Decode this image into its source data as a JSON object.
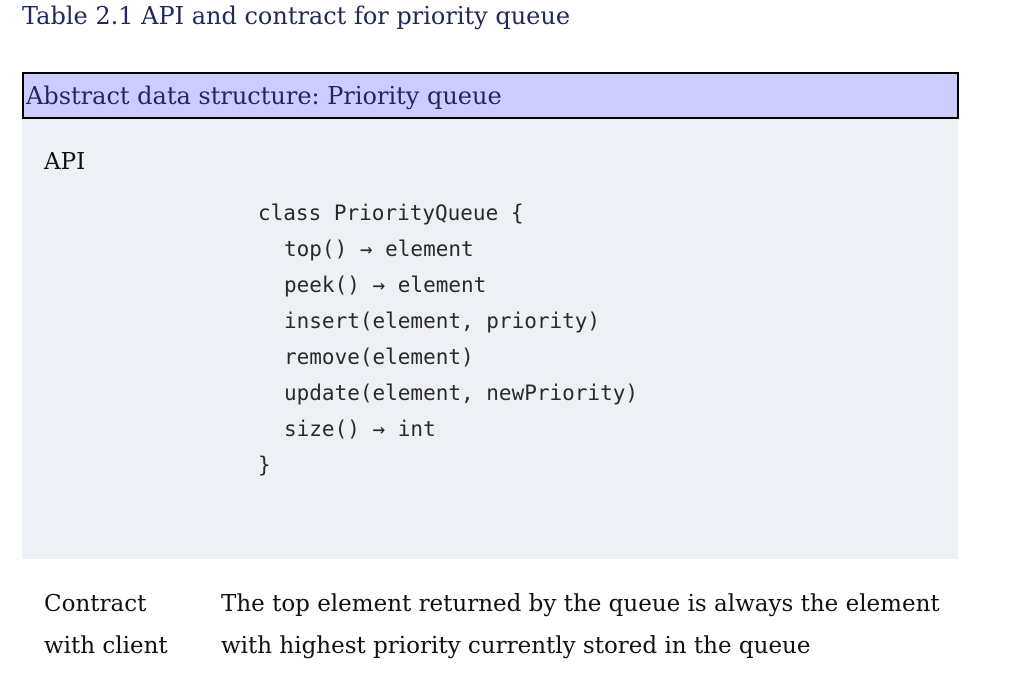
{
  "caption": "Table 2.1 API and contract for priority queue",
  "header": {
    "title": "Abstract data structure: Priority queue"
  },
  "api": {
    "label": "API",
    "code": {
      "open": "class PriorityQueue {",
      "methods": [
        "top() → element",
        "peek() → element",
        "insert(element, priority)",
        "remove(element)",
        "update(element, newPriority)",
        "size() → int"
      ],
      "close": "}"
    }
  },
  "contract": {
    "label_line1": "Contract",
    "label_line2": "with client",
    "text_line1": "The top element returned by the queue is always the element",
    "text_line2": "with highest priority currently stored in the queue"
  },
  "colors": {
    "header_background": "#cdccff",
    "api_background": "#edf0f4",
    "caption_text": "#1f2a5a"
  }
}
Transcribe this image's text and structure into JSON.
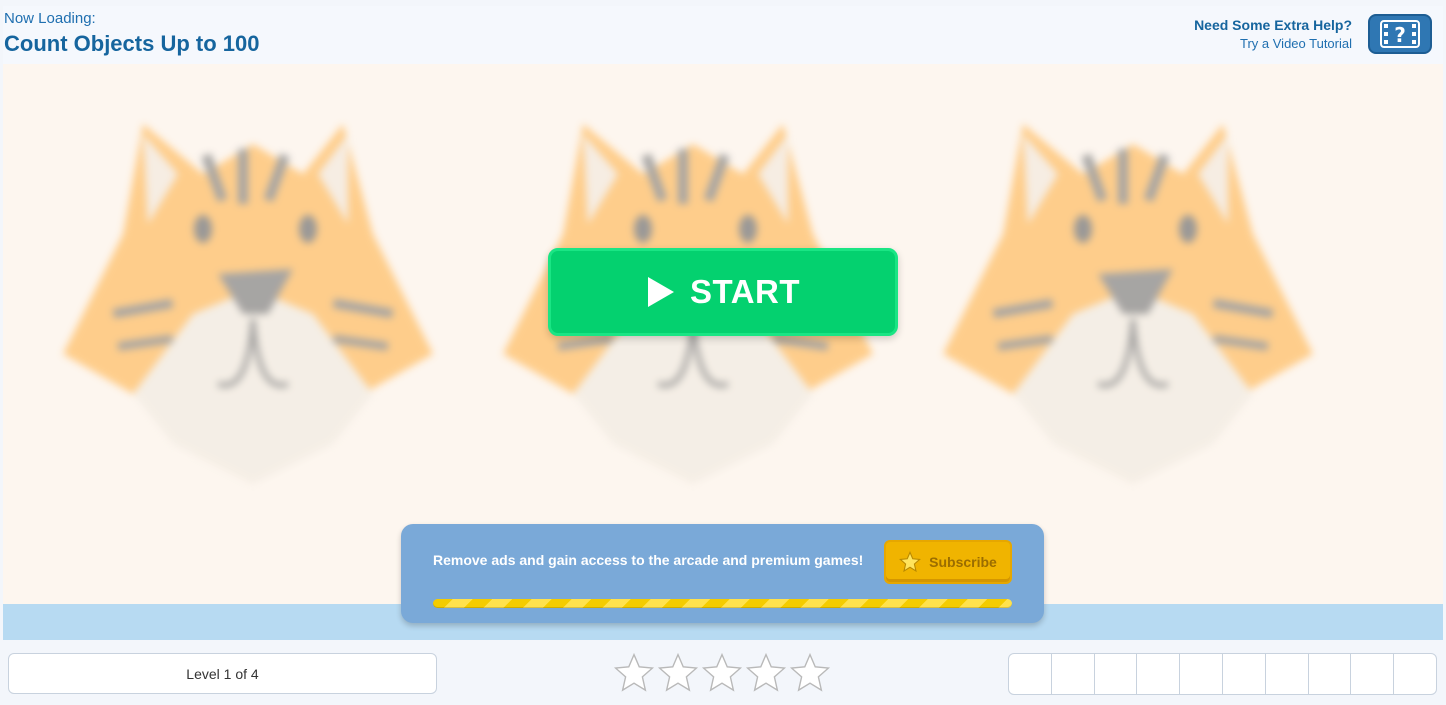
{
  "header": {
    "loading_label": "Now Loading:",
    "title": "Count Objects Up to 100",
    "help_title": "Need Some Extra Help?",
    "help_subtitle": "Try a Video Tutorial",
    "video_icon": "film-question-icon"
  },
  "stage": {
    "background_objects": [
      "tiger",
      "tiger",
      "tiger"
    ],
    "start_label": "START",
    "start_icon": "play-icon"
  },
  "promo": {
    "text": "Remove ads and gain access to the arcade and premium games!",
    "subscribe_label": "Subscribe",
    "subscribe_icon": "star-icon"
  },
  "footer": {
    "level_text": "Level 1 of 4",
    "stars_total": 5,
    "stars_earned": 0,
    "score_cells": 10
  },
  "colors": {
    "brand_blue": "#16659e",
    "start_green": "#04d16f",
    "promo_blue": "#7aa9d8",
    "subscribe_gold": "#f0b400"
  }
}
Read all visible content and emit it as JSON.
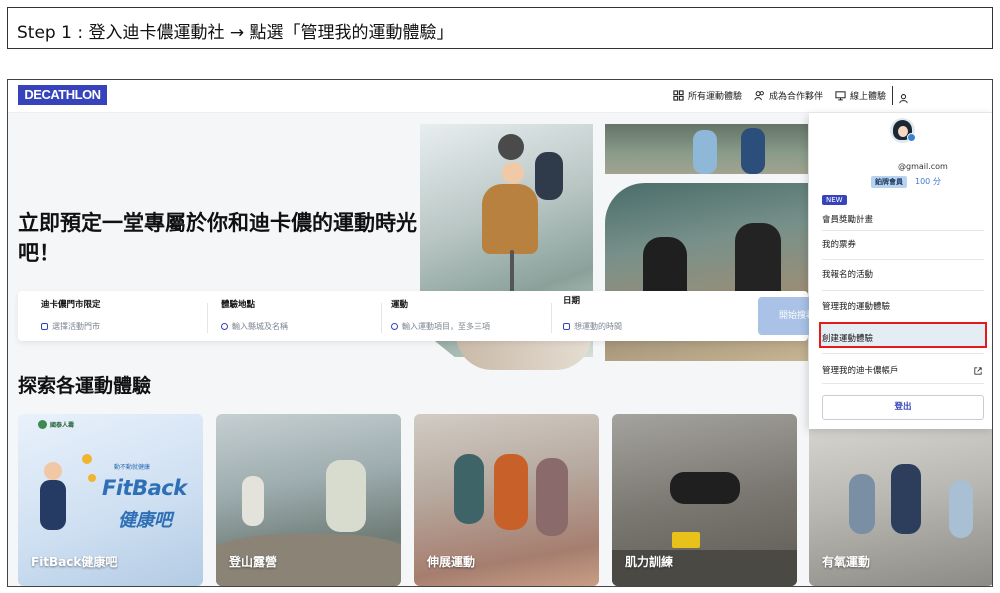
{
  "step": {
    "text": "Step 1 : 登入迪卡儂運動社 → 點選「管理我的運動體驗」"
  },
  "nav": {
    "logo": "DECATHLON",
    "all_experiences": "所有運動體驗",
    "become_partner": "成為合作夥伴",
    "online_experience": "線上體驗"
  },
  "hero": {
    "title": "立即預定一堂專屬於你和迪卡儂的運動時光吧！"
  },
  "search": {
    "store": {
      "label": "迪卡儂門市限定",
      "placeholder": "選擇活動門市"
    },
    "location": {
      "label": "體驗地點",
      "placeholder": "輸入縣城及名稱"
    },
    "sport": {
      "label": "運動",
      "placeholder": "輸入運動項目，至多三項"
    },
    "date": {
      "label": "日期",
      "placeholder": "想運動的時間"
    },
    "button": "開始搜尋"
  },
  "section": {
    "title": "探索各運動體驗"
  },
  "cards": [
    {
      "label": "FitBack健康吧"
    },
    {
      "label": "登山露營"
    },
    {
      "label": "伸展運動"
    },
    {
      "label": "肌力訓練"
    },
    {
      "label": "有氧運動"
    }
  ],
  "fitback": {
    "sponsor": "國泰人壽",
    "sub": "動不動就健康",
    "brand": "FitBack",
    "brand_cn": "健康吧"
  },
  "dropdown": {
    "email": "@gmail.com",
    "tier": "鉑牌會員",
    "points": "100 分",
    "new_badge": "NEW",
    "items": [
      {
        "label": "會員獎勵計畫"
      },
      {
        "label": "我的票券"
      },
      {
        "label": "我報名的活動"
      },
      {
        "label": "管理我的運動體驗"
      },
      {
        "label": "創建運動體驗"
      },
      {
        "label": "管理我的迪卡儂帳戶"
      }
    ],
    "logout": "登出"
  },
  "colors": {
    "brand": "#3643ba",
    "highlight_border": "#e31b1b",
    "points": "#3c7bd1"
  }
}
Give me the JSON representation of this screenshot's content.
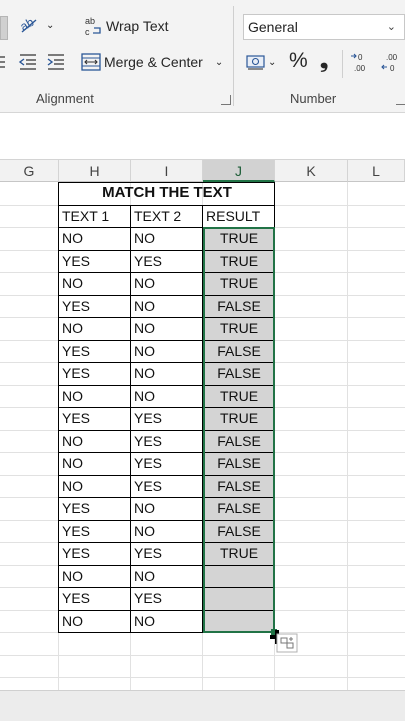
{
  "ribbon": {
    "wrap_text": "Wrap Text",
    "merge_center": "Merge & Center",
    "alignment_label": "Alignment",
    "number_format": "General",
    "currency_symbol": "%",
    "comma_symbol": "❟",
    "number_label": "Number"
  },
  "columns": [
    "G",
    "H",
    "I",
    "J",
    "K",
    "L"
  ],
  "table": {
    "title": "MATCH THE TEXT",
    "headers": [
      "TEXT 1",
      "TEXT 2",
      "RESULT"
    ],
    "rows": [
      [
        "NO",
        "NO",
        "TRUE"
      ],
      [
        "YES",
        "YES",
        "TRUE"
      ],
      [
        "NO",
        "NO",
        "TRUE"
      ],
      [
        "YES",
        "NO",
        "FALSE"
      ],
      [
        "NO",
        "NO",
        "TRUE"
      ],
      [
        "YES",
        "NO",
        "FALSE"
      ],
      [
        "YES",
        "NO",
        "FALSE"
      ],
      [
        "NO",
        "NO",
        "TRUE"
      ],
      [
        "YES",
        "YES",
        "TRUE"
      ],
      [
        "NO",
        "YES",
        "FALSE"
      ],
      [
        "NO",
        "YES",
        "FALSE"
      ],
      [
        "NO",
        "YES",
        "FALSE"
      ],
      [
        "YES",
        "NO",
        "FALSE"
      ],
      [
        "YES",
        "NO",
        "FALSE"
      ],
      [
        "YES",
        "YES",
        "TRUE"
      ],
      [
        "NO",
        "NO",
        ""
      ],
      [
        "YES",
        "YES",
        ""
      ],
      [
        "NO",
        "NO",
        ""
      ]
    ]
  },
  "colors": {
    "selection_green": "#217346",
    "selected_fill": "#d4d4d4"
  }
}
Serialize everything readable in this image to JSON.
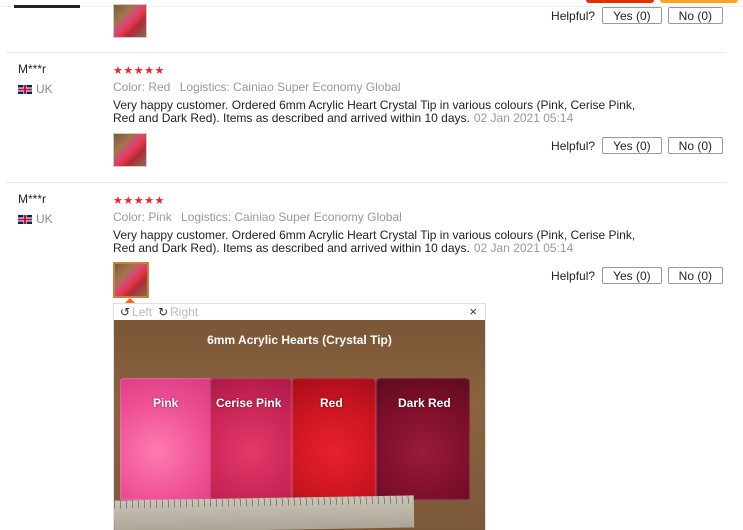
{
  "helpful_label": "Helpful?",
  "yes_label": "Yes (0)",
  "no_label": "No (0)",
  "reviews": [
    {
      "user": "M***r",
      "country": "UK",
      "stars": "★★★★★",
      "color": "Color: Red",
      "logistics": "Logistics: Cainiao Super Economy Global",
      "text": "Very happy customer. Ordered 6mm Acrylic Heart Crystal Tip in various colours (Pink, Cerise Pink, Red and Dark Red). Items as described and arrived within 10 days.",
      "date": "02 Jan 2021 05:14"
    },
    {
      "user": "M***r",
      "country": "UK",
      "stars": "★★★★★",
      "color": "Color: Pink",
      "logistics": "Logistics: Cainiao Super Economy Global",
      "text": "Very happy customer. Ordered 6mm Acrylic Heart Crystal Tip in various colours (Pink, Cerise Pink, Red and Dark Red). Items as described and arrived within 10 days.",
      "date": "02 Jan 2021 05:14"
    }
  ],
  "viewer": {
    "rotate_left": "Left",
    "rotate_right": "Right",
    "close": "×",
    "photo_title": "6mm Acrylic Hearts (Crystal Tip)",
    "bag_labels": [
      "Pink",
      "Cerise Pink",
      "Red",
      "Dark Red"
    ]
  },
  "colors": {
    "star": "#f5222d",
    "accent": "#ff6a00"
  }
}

※

Directive: Quote the entries above word for word. Leave the images out.

Written reply:
Decode this image into its source data as a JSON object.
{
  "caption": "Table 2.1 API and contract for priority queue",
  "header": {
    "title": "Abstract data structure: Priority queue"
  },
  "api": {
    "label": "API",
    "code": {
      "open": "class PriorityQueue {",
      "methods": [
        "top() → element",
        "peek() → element",
        "insert(element, priority)",
        "remove(element)",
        "update(element, newPriority)",
        "size() → int"
      ],
      "close": "}"
    }
  },
  "contract": {
    "label_line1": "Contract",
    "label_line2": "with client",
    "text_line1": "The top element returned by the queue is always the element",
    "text_line2": "with highest priority currently stored in the queue"
  },
  "colors": {
    "header_background": "#cdccff",
    "api_background": "#edf0f4",
    "caption_text": "#1f2a5a"
  }
}
Transcribe this image's text and structure into JSON.
{
  "header": {
    "loading_label": "Now Loading:",
    "title": "Count Objects Up to 100",
    "help_title": "Need Some Extra Help?",
    "help_subtitle": "Try a Video Tutorial",
    "video_icon": "film-question-icon"
  },
  "stage": {
    "background_objects": [
      "tiger",
      "tiger",
      "tiger"
    ],
    "start_label": "START",
    "start_icon": "play-icon"
  },
  "promo": {
    "text": "Remove ads and gain access to the arcade and premium games!",
    "subscribe_label": "Subscribe",
    "subscribe_icon": "star-icon"
  },
  "footer": {
    "level_text": "Level 1 of 4",
    "stars_total": 5,
    "stars_earned": 0,
    "score_cells": 10
  },
  "colors": {
    "brand_blue": "#16659e",
    "start_green": "#04d16f",
    "promo_blue": "#7aa9d8",
    "subscribe_gold": "#f0b400"
  }
}
Read all visible content and emit it as JSON.
{
  "step": {
    "text": "Step 1 : 登入迪卡儂運動社 → 點選「管理我的運動體驗」"
  },
  "nav": {
    "logo": "DECATHLON",
    "all_experiences": "所有運動體驗",
    "become_partner": "成為合作夥伴",
    "online_experience": "線上體驗"
  },
  "hero": {
    "title": "立即預定一堂專屬於你和迪卡儂的運動時光吧！"
  },
  "search": {
    "store": {
      "label": "迪卡儂門市限定",
      "placeholder": "選擇活動門市"
    },
    "location": {
      "label": "體驗地點",
      "placeholder": "輸入縣城及名稱"
    },
    "sport": {
      "label": "運動",
      "placeholder": "輸入運動項目，至多三項"
    },
    "date": {
      "label": "日期",
      "placeholder": "想運動的時間"
    },
    "button": "開始搜尋"
  },
  "section": {
    "title": "探索各運動體驗"
  },
  "cards": [
    {
      "label": "FitBack健康吧"
    },
    {
      "label": "登山露營"
    },
    {
      "label": "伸展運動"
    },
    {
      "label": "肌力訓練"
    },
    {
      "label": "有氧運動"
    }
  ],
  "fitback": {
    "sponsor": "國泰人壽",
    "sub": "動不動就健康",
    "brand": "FitBack",
    "brand_cn": "健康吧"
  },
  "dropdown": {
    "email": "@gmail.com",
    "tier": "鉑牌會員",
    "points": "100 分",
    "new_badge": "NEW",
    "items": [
      {
        "label": "會員獎勵計畫"
      },
      {
        "label": "我的票券"
      },
      {
        "label": "我報名的活動"
      },
      {
        "label": "管理我的運動體驗"
      },
      {
        "label": "創建運動體驗"
      },
      {
        "label": "管理我的迪卡儂帳戶"
      }
    ],
    "logout": "登出"
  },
  "colors": {
    "brand": "#3643ba",
    "highlight_border": "#e31b1b",
    "points": "#3c7bd1"
  }
}
Give me the JSON representation of this screenshot's content.
{
  "ribbon": {
    "wrap_text": "Wrap Text",
    "merge_center": "Merge & Center",
    "alignment_label": "Alignment",
    "number_format": "General",
    "currency_symbol": "%",
    "comma_symbol": "❟",
    "number_label": "Number"
  },
  "columns": [
    "G",
    "H",
    "I",
    "J",
    "K",
    "L"
  ],
  "table": {
    "title": "MATCH THE TEXT",
    "headers": [
      "TEXT 1",
      "TEXT 2",
      "RESULT"
    ],
    "rows": [
      [
        "NO",
        "NO",
        "TRUE"
      ],
      [
        "YES",
        "YES",
        "TRUE"
      ],
      [
        "NO",
        "NO",
        "TRUE"
      ],
      [
        "YES",
        "NO",
        "FALSE"
      ],
      [
        "NO",
        "NO",
        "TRUE"
      ],
      [
        "YES",
        "NO",
        "FALSE"
      ],
      [
        "YES",
        "NO",
        "FALSE"
      ],
      [
        "NO",
        "NO",
        "TRUE"
      ],
      [
        "YES",
        "YES",
        "TRUE"
      ],
      [
        "NO",
        "YES",
        "FALSE"
      ],
      [
        "NO",
        "YES",
        "FALSE"
      ],
      [
        "NO",
        "YES",
        "FALSE"
      ],
      [
        "YES",
        "NO",
        "FALSE"
      ],
      [
        "YES",
        "NO",
        "FALSE"
      ],
      [
        "YES",
        "YES",
        "TRUE"
      ],
      [
        "NO",
        "NO",
        ""
      ],
      [
        "YES",
        "YES",
        ""
      ],
      [
        "NO",
        "NO",
        ""
      ]
    ]
  },
  "colors": {
    "selection_green": "#217346",
    "selected_fill": "#d4d4d4"
  }
}
Serialize everything readable in this image to JSON.
{
  "helpful_label": "Helpful?",
  "yes_label": "Yes (0)",
  "no_label": "No (0)",
  "reviews": [
    {
      "user": "M***r",
      "country": "UK",
      "stars": "★★★★★",
      "color": "Color: Red",
      "logistics": "Logistics: Cainiao Super Economy Global",
      "text": "Very happy customer. Ordered 6mm Acrylic Heart Crystal Tip in various colours (Pink, Cerise Pink, Red and Dark Red). Items as described and arrived within 10 days.",
      "date": "02 Jan 2021 05:14"
    },
    {
      "user": "M***r",
      "country": "UK",
      "stars": "★★★★★",
      "color": "Color: Pink",
      "logistics": "Logistics: Cainiao Super Economy Global",
      "text": "Very happy customer. Ordered 6mm Acrylic Heart Crystal Tip in various colours (Pink, Cerise Pink, Red and Dark Red). Items as described and arrived within 10 days.",
      "date": "02 Jan 2021 05:14"
    }
  ],
  "viewer": {
    "rotate_left": "Left",
    "rotate_right": "Right",
    "close": "×",
    "photo_title": "6mm Acrylic Hearts (Crystal Tip)",
    "bag_labels": [
      "Pink",
      "Cerise Pink",
      "Red",
      "Dark Red"
    ]
  },
  "colors": {
    "star": "#f5222d",
    "accent": "#ff6a00"
  }
}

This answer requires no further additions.